Copy all lines that contain the word "определения".

▶

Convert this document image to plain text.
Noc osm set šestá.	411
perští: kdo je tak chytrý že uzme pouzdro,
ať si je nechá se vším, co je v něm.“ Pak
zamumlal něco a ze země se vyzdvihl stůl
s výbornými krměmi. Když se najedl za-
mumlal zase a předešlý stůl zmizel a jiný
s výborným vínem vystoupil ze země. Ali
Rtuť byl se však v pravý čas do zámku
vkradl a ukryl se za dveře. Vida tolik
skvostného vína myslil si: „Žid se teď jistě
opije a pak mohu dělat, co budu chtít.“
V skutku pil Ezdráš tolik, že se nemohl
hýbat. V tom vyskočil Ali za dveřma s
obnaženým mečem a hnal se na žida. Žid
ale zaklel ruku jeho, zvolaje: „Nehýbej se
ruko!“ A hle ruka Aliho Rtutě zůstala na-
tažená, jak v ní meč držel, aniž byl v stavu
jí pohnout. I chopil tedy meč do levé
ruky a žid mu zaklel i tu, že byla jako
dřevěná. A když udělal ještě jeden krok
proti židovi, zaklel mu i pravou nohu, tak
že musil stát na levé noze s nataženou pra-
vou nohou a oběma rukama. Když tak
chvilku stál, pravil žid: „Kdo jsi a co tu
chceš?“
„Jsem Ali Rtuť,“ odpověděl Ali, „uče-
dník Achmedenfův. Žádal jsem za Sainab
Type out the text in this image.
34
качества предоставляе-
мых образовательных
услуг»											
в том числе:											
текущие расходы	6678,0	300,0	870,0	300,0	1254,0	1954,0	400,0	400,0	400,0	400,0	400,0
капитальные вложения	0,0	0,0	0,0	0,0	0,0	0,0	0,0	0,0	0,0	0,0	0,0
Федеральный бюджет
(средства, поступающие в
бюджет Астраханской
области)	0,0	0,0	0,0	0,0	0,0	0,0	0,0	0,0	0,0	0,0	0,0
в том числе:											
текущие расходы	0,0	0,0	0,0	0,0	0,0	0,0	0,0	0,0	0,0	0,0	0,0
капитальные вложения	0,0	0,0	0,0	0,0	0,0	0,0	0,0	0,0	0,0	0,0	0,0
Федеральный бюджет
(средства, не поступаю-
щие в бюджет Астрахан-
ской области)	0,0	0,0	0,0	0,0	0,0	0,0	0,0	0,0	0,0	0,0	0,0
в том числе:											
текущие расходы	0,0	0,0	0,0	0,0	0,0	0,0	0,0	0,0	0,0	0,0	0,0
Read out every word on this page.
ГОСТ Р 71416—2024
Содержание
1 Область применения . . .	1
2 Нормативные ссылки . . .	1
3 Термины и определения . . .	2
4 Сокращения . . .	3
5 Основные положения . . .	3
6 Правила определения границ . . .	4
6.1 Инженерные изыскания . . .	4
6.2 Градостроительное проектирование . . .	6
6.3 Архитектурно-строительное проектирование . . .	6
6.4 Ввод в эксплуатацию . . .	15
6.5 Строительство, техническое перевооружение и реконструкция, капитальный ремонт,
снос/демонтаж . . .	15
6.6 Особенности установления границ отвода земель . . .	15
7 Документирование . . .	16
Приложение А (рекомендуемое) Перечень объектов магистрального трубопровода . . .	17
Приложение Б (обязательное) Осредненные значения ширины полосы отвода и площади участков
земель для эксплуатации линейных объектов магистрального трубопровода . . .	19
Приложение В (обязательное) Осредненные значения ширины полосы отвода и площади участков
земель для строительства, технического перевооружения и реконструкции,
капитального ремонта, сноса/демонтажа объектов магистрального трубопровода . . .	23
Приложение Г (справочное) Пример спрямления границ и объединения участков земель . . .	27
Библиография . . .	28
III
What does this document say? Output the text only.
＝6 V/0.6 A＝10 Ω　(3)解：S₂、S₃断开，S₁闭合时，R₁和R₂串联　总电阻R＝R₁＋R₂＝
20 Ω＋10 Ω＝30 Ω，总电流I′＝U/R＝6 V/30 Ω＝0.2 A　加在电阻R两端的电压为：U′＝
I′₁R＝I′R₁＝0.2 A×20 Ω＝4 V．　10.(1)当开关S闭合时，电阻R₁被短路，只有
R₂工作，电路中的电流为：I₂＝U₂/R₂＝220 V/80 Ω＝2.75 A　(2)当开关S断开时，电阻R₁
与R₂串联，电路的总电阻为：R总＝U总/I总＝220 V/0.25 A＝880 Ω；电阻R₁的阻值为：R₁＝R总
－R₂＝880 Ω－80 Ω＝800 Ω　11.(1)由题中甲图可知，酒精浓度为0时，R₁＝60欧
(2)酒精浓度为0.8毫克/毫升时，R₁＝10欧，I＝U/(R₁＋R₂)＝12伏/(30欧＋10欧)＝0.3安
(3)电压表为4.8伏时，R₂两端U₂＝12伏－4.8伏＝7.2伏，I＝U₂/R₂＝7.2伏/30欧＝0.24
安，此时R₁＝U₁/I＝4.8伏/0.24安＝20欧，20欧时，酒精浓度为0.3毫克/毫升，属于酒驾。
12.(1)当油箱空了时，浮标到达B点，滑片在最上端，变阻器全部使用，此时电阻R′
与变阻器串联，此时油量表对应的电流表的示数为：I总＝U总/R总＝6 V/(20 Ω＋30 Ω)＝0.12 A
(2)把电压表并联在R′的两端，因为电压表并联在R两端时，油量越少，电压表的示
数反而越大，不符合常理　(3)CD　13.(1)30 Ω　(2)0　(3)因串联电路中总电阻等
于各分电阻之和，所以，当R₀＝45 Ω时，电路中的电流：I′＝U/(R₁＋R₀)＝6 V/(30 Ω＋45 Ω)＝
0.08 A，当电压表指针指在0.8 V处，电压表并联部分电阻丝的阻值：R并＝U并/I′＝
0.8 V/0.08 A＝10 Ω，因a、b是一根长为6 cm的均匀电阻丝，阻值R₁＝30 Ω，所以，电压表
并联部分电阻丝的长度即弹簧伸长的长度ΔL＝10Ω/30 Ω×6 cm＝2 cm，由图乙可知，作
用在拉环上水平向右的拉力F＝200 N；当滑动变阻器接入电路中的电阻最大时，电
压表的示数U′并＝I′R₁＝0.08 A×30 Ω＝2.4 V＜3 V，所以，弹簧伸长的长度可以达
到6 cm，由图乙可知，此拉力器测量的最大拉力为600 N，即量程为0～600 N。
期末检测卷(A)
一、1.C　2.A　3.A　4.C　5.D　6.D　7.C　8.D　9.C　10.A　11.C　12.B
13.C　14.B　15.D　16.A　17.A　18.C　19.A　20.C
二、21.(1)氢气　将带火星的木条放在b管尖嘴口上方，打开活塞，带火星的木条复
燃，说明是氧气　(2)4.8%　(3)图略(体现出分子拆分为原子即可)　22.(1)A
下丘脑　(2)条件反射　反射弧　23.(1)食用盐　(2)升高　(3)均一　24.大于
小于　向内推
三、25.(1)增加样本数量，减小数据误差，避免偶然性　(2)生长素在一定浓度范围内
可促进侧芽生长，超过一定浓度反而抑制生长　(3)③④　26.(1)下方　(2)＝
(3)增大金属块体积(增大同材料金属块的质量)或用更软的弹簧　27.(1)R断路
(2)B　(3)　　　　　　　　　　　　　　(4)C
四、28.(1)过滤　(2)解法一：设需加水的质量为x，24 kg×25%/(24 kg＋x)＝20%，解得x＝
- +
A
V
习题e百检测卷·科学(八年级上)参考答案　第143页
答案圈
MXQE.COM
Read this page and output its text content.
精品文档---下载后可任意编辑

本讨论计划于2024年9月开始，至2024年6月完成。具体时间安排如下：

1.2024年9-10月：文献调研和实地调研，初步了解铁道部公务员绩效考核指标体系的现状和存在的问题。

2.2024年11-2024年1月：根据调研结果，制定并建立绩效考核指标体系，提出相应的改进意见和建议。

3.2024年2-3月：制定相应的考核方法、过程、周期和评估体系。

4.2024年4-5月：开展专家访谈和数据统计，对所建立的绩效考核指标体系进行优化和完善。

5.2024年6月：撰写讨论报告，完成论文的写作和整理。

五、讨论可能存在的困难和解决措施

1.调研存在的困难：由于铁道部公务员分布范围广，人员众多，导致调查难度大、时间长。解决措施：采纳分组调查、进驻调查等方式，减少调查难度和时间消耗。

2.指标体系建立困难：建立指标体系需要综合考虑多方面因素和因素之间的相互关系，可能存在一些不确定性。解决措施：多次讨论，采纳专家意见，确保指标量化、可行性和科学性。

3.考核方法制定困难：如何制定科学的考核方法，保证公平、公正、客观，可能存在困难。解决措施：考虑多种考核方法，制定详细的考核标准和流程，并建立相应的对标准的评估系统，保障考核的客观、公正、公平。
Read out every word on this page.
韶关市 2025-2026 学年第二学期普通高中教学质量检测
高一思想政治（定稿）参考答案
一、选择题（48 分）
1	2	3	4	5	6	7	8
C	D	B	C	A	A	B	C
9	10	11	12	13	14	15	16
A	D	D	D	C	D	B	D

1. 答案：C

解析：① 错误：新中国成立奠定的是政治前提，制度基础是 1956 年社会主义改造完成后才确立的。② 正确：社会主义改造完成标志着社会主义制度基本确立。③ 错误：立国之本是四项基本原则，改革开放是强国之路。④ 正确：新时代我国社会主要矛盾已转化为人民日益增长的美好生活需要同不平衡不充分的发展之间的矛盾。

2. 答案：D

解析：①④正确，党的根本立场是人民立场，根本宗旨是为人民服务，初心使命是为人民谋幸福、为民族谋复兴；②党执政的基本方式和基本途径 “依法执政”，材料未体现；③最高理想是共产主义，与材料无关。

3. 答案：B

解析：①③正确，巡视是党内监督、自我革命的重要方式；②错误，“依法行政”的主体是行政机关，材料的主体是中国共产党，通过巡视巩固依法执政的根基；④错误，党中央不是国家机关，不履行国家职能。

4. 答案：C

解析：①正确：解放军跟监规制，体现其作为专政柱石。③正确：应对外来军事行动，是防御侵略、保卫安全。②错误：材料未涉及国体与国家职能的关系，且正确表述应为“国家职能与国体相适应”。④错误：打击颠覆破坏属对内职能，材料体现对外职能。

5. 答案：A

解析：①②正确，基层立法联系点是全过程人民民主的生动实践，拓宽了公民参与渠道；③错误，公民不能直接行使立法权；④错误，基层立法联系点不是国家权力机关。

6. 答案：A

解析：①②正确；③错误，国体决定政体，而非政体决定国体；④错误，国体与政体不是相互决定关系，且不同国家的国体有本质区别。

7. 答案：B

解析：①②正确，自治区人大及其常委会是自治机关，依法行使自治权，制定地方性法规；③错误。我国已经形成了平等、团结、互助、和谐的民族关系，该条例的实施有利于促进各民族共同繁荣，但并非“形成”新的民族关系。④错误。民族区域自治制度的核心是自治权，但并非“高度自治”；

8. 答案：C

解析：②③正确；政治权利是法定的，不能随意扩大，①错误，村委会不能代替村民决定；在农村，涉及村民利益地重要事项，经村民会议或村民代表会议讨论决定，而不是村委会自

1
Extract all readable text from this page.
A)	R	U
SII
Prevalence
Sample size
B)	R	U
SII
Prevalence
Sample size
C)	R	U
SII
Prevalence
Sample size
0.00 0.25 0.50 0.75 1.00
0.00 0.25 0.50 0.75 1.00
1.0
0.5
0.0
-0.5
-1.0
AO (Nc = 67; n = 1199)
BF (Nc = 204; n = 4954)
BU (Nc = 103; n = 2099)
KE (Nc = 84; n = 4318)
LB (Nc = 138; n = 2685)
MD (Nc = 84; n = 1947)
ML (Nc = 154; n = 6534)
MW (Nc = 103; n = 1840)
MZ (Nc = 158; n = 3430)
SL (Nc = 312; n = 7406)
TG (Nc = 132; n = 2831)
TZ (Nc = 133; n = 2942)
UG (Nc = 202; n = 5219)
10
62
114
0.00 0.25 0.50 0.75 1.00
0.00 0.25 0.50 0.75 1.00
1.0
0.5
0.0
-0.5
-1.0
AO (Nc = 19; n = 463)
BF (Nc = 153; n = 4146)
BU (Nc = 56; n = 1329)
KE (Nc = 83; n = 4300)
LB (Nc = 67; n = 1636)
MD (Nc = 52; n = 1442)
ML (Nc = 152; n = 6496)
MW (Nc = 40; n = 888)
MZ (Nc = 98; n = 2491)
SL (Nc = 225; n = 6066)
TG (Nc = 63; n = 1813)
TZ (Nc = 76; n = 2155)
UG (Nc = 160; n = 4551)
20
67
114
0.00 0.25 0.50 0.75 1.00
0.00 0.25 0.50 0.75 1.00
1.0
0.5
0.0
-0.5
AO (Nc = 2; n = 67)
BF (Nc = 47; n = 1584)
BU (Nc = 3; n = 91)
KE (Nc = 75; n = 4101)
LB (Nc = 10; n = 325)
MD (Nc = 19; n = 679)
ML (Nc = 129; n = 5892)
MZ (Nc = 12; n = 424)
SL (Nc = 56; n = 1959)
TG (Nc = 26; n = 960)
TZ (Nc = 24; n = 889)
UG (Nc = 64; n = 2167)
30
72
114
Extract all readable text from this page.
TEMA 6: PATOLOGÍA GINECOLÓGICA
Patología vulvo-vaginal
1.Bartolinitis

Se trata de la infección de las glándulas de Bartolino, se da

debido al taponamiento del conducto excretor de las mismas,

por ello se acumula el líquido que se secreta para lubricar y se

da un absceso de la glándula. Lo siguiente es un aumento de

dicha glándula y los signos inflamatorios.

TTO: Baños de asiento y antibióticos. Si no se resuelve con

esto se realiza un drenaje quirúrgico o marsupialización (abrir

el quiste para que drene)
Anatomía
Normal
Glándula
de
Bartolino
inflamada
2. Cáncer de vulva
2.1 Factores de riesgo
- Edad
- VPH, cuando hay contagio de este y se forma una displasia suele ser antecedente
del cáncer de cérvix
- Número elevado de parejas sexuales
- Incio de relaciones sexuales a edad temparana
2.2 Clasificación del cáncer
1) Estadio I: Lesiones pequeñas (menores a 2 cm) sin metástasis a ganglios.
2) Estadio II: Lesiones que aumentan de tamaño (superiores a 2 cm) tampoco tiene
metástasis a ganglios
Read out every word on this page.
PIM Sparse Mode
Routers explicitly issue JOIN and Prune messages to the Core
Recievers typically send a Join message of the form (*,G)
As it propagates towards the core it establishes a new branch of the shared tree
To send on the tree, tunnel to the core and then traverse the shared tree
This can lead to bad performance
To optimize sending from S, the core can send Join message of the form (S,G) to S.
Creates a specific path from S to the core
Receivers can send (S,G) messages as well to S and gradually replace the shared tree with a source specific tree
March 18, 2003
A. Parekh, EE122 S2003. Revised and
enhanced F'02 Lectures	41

◀

(Task answer)
3 Термины и определения . . .	2
6 Правила определения границ . . .	4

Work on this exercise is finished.